Problem statement: Identify and copy all lines of the material where the string "period" is found.

Records shown:

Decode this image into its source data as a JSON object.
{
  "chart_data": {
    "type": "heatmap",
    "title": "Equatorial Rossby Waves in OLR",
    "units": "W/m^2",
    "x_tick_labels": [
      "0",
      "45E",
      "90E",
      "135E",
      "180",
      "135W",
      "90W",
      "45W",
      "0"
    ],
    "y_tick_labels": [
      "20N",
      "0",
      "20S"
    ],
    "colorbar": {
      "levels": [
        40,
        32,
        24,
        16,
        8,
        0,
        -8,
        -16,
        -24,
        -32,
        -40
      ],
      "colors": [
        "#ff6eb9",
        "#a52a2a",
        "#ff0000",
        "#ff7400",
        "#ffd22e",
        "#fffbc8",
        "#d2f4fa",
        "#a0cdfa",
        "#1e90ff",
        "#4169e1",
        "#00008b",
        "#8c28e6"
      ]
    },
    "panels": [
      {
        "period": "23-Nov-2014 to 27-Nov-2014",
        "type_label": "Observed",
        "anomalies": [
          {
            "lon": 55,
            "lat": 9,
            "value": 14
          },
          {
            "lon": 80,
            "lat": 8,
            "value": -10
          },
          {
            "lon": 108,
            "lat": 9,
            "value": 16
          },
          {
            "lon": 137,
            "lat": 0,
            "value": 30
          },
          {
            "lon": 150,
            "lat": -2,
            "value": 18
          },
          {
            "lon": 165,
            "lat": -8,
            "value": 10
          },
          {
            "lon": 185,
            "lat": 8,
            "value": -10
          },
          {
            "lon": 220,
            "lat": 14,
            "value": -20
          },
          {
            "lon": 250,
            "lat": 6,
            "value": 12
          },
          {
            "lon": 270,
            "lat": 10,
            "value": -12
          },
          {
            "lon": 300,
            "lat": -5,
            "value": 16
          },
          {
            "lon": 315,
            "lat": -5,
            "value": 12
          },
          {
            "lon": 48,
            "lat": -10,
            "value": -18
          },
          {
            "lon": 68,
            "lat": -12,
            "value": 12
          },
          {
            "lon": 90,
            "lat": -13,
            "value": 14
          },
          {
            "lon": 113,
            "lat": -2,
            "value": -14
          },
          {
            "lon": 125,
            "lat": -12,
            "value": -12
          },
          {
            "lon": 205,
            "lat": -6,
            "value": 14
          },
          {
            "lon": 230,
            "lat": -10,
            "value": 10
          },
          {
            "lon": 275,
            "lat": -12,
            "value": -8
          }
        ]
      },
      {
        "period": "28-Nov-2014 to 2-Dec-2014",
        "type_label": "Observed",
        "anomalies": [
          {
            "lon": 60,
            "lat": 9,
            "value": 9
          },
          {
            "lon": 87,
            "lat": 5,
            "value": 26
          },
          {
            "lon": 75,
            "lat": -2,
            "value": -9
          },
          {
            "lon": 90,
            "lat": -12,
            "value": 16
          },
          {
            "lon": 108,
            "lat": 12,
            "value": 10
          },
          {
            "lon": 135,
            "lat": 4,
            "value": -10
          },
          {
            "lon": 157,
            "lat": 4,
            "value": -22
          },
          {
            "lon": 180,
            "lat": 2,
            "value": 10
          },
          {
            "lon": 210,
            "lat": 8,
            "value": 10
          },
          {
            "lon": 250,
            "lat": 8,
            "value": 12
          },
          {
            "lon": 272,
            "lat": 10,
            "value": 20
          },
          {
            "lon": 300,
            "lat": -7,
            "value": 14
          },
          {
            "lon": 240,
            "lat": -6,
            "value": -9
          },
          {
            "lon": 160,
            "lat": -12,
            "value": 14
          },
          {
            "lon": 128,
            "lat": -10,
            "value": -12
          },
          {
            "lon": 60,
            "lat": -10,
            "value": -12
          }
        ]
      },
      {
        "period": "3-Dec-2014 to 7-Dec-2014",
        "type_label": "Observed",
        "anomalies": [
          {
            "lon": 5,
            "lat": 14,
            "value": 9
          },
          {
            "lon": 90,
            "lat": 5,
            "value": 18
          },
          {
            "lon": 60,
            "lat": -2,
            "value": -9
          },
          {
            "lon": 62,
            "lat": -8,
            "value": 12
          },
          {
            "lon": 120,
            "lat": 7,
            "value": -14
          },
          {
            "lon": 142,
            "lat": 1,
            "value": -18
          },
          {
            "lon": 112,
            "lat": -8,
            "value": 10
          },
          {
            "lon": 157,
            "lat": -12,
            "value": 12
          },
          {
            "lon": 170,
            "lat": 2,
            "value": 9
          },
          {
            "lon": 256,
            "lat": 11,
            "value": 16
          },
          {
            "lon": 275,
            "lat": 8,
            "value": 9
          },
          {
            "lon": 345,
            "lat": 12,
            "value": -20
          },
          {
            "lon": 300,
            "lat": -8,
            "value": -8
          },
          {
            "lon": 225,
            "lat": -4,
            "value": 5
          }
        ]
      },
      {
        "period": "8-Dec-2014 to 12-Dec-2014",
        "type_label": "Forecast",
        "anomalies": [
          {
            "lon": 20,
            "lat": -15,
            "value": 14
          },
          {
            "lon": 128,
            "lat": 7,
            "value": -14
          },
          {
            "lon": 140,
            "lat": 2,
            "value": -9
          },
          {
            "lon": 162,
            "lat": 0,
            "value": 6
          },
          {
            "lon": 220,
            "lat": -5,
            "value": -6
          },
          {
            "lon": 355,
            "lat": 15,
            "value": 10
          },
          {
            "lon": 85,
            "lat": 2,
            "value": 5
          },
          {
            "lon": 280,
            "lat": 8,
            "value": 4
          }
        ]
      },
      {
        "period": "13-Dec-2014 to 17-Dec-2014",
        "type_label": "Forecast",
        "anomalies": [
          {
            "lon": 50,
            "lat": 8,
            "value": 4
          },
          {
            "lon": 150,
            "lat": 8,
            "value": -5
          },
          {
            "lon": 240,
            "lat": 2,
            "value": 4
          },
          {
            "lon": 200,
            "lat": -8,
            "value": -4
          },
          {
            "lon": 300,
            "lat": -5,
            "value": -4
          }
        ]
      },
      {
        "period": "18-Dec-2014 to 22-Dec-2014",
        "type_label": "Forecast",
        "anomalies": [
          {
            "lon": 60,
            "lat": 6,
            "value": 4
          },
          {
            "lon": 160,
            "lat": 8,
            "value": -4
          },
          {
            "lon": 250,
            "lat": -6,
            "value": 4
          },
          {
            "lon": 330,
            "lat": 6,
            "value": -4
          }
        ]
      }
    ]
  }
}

Task answer:
        "period": "23-Nov-2014 to 27-Nov-2014",
        "period": "28-Nov-2014 to 2-Dec-2014",
        "period": "3-Dec-2014 to 7-Dec-2014",
        "period": "8-Dec-2014 to 12-Dec-2014",
        "period": "13-Dec-2014 to 17-Dec-2014",
        "period": "18-Dec-2014 to 22-Dec-2014",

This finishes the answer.